Begin Dataset entries

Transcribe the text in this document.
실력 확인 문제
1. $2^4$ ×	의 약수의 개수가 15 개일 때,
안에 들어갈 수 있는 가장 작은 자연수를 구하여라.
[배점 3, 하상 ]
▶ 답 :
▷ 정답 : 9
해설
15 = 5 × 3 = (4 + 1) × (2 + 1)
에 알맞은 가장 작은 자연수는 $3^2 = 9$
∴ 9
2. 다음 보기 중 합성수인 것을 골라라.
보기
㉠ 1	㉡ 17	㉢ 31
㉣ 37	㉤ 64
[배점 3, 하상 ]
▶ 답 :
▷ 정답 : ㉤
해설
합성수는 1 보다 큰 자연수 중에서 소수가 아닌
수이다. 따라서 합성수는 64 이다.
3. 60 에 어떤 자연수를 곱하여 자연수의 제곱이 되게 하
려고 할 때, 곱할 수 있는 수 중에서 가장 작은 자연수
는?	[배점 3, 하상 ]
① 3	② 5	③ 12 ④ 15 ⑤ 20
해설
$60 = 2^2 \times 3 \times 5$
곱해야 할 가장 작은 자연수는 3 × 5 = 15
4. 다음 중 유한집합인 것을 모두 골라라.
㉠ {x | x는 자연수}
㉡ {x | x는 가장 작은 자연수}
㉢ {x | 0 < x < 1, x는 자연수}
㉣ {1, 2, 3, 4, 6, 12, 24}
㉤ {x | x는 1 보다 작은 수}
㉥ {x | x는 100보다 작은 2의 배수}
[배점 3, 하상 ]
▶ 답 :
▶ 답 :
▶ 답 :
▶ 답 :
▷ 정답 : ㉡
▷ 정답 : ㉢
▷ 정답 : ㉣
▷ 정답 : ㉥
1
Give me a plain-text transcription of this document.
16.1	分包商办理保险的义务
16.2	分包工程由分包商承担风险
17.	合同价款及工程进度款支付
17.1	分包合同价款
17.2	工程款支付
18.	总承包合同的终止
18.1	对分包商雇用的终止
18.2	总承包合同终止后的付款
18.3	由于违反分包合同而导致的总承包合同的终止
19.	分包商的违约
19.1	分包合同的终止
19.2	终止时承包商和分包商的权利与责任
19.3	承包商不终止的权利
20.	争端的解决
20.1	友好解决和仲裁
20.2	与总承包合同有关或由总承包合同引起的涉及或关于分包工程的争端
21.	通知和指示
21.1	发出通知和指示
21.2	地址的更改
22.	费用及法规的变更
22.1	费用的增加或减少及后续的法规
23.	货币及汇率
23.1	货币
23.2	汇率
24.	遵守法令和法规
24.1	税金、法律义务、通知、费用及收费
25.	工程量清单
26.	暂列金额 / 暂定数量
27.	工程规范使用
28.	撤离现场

End Dataset entries

Task brief =>
Write out the entries above word for word.

The answer =>
Transcribe the text in this document.
실력 확인 문제
1. $2^4$ ×	의 약수의 개수가 15 개일 때,
안에 들어갈 수 있는 가장 작은 자연수를 구하여라.
[배점 3, 하상 ]
▶ 답 :
▷ 정답 : 9
해설
15 = 5 × 3 = (4 + 1) × (2 + 1)
에 알맞은 가장 작은 자연수는 $3^2 = 9$
∴ 9
2. 다음 보기 중 합성수인 것을 골라라.
보기
㉠ 1	㉡ 17	㉢ 31
㉣ 37	㉤ 64
[배점 3, 하상 ]
▶ 답 :
▷ 정답 : ㉤
해설
합성수는 1 보다 큰 자연수 중에서 소수가 아닌
수이다. 따라서 합성수는 64 이다.
3. 60 에 어떤 자연수를 곱하여 자연수의 제곱이 되게 하
려고 할 때, 곱할 수 있는 수 중에서 가장 작은 자연수
는?	[배점 3, 하상 ]
① 3	② 5	③ 12 ④ 15 ⑤ 20
해설
$60 = 2^2 \times 3 \times 5$
곱해야 할 가장 작은 자연수는 3 × 5 = 15
4. 다음 중 유한집합인 것을 모두 골라라.
㉠ {x | x는 자연수}
㉡ {x | x는 가장 작은 자연수}
㉢ {x | 0 < x < 1, x는 자연수}
㉣ {1, 2, 3, 4, 6, 12, 24}
㉤ {x | x는 1 보다 작은 수}
㉥ {x | x는 100보다 작은 2의 배수}
[배점 3, 하상 ]
▶ 답 :
▶ 답 :
▶ 답 :
▶ 답 :
▷ 정답 : ㉡
▷ 정답 : ㉢
▷ 정답 : ㉣
▷ 정답 : ㉥
1
Give me a plain-text transcription of this document.
16.1	分包商办理保险的义务
16.2	分包工程由分包商承担风险
17.	合同价款及工程进度款支付
17.1	分包合同价款
17.2	工程款支付
18.	总承包合同的终止
18.1	对分包商雇用的终止
18.2	总承包合同终止后的付款
18.3	由于违反分包合同而导致的总承包合同的终止
19.	分包商的违约
19.1	分包合同的终止
19.2	终止时承包商和分包商的权利与责任
19.3	承包商不终止的权利
20.	争端的解决
20.1	友好解决和仲裁
20.2	与总承包合同有关或由总承包合同引起的涉及或关于分包工程的争端
21.	通知和指示
21.1	发出通知和指示
21.2	地址的更改
22.	费用及法规的变更
22.1	费用的增加或减少及后续的法规
23.	货币及汇率
23.1	货币
23.2	汇率
24.	遵守法令和法规
24.1	税金、法律义务、通知、费用及收费
25.	工程量清单
26.	暂列金额 / 暂定数量
27.	工程规范使用
28.	撤离现场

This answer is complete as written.